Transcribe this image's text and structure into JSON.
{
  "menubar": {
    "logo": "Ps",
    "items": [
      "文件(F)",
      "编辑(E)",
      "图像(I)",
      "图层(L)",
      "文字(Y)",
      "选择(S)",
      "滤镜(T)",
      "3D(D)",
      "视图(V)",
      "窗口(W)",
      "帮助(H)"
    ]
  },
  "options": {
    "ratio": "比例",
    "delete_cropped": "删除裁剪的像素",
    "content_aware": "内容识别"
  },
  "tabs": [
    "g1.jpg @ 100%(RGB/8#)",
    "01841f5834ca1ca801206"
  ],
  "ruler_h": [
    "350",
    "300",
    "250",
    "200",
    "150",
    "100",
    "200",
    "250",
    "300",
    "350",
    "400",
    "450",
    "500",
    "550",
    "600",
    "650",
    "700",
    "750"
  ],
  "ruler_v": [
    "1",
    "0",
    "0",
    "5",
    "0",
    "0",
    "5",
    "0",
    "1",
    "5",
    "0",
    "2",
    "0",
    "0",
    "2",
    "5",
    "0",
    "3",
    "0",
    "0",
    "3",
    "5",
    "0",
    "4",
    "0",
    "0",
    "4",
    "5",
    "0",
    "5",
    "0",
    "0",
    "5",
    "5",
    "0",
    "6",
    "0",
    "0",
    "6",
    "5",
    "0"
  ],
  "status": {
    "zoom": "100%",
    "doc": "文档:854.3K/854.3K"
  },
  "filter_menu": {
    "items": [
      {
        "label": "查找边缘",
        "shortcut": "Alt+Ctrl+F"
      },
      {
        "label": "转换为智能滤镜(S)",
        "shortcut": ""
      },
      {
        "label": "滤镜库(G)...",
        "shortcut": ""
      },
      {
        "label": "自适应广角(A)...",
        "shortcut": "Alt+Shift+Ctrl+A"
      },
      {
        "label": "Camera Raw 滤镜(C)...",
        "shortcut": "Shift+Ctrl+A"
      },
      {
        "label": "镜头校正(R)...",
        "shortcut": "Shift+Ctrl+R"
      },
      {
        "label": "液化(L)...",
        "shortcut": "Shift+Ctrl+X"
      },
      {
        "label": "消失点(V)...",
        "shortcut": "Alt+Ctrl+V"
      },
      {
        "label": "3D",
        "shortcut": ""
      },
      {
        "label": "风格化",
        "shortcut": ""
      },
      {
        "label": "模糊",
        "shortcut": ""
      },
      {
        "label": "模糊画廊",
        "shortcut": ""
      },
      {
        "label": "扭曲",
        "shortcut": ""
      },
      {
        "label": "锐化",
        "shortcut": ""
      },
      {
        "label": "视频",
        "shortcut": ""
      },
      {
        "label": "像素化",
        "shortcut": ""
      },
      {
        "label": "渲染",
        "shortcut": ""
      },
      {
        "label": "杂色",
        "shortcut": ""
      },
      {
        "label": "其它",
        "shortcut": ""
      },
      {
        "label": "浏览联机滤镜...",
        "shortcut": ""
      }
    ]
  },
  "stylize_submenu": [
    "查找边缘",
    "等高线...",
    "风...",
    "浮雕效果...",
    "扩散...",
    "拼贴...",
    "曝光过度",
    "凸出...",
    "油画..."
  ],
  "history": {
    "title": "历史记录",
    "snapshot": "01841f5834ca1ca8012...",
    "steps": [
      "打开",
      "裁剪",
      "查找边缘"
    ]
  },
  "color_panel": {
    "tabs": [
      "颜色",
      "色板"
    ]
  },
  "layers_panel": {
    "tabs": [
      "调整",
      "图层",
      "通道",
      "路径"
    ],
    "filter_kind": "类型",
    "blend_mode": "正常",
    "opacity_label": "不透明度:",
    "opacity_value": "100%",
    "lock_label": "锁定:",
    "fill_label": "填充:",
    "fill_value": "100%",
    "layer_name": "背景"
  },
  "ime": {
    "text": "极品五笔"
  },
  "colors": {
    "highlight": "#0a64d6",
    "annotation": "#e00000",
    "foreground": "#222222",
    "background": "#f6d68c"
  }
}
_____
* **Problem requirements**: Tell how many lines of the material above hold "Shift", answering with a bare number.

* **Output of the exercise**: 4